WHAT IS REQUIRED.
Look through the material below and count the lines with the string "your". Report only the count.

Lines of data
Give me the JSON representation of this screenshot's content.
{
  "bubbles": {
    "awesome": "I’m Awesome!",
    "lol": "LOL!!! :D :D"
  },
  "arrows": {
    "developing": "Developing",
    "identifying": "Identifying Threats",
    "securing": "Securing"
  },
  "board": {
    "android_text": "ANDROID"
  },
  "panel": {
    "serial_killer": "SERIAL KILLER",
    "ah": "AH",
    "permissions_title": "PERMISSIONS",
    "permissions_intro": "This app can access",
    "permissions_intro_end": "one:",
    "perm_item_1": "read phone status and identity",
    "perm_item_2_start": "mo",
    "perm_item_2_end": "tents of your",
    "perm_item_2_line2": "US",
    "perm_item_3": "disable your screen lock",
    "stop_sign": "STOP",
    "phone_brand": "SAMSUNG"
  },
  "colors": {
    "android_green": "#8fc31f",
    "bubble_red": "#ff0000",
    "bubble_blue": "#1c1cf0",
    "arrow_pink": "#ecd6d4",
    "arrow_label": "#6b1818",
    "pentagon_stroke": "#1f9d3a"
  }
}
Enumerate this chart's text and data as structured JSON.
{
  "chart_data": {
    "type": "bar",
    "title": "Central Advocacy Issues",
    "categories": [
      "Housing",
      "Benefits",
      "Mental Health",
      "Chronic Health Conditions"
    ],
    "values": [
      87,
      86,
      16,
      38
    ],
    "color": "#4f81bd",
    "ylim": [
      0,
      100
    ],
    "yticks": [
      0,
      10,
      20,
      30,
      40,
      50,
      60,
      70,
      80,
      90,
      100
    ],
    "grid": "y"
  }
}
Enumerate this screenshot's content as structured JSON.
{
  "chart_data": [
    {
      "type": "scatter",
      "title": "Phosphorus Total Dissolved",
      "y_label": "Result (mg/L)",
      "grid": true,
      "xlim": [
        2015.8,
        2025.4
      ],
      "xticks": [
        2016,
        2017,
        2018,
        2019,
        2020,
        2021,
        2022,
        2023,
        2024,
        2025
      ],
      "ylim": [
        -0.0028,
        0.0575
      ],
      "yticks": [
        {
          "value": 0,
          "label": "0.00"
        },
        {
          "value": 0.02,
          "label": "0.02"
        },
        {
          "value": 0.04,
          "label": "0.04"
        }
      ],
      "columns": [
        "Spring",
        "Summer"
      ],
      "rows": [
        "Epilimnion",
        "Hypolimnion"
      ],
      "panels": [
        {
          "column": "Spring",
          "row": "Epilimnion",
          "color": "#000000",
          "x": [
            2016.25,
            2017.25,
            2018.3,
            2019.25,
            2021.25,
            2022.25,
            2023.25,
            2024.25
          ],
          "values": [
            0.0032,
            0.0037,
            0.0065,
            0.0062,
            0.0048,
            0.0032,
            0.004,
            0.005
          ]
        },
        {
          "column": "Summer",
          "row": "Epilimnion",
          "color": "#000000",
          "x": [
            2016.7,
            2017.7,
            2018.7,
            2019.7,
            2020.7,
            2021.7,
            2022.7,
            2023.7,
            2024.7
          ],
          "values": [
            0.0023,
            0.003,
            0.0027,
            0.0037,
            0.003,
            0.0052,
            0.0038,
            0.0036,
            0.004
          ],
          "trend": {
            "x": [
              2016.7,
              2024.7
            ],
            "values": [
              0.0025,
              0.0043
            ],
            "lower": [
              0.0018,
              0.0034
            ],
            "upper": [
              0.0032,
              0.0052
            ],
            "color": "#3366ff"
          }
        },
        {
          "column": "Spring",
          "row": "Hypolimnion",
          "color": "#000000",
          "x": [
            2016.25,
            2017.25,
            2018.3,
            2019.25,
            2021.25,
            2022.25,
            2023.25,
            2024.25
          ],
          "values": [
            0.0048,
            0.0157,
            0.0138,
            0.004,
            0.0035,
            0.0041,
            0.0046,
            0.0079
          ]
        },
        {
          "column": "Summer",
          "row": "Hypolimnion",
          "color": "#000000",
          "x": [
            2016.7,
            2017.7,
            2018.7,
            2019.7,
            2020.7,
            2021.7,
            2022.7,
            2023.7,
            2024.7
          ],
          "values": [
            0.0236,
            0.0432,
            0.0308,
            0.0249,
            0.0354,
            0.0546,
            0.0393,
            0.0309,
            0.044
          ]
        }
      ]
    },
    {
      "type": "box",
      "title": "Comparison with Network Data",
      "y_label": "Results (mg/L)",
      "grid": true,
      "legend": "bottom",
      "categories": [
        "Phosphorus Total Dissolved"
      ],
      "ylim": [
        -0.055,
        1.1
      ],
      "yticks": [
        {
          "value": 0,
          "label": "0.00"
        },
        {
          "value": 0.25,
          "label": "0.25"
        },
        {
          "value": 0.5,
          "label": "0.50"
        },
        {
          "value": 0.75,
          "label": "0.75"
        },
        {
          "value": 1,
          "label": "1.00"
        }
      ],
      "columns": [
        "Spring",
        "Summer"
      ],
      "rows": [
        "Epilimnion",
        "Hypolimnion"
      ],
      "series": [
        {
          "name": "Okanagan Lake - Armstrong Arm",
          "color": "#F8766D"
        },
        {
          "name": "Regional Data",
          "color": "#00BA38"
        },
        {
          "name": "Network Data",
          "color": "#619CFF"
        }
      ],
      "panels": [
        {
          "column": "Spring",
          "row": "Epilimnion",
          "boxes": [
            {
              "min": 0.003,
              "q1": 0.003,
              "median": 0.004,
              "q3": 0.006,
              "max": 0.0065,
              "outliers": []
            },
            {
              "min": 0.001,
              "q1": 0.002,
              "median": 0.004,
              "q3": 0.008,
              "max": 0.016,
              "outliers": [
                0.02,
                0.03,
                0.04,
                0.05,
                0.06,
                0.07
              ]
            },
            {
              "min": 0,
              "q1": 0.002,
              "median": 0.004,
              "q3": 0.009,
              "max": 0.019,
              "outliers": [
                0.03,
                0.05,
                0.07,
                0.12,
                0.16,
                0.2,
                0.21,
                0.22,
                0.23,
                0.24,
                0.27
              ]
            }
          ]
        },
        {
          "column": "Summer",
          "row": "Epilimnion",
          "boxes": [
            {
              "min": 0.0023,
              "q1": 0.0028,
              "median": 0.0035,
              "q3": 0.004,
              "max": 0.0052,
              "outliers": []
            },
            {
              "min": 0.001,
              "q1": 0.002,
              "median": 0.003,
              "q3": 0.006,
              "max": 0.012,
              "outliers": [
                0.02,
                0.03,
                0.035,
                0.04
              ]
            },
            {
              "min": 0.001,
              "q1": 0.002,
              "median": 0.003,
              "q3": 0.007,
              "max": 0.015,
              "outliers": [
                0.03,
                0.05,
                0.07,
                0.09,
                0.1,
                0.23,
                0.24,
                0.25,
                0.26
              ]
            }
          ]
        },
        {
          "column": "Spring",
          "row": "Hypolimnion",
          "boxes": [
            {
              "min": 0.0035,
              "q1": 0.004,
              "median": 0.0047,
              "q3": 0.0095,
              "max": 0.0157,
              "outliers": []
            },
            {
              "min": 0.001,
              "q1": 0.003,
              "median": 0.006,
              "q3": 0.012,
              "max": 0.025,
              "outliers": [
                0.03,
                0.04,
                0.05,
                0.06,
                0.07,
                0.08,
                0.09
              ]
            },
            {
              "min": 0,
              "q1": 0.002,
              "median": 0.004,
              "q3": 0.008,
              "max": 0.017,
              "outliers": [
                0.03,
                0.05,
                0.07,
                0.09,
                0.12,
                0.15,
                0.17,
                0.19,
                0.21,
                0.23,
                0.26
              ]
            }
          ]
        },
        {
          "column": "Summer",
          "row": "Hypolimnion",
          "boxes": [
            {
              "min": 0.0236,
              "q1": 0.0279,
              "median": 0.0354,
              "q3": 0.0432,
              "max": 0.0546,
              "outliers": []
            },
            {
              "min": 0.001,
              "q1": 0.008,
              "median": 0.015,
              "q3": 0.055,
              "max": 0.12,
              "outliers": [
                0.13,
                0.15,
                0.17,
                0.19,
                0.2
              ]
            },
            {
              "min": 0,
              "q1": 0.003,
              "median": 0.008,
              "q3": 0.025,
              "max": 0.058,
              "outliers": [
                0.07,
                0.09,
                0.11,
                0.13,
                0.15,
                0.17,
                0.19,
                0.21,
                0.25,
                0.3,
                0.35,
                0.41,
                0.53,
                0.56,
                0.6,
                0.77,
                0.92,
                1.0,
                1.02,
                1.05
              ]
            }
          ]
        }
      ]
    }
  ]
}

COMPLETED EXERCISE.
2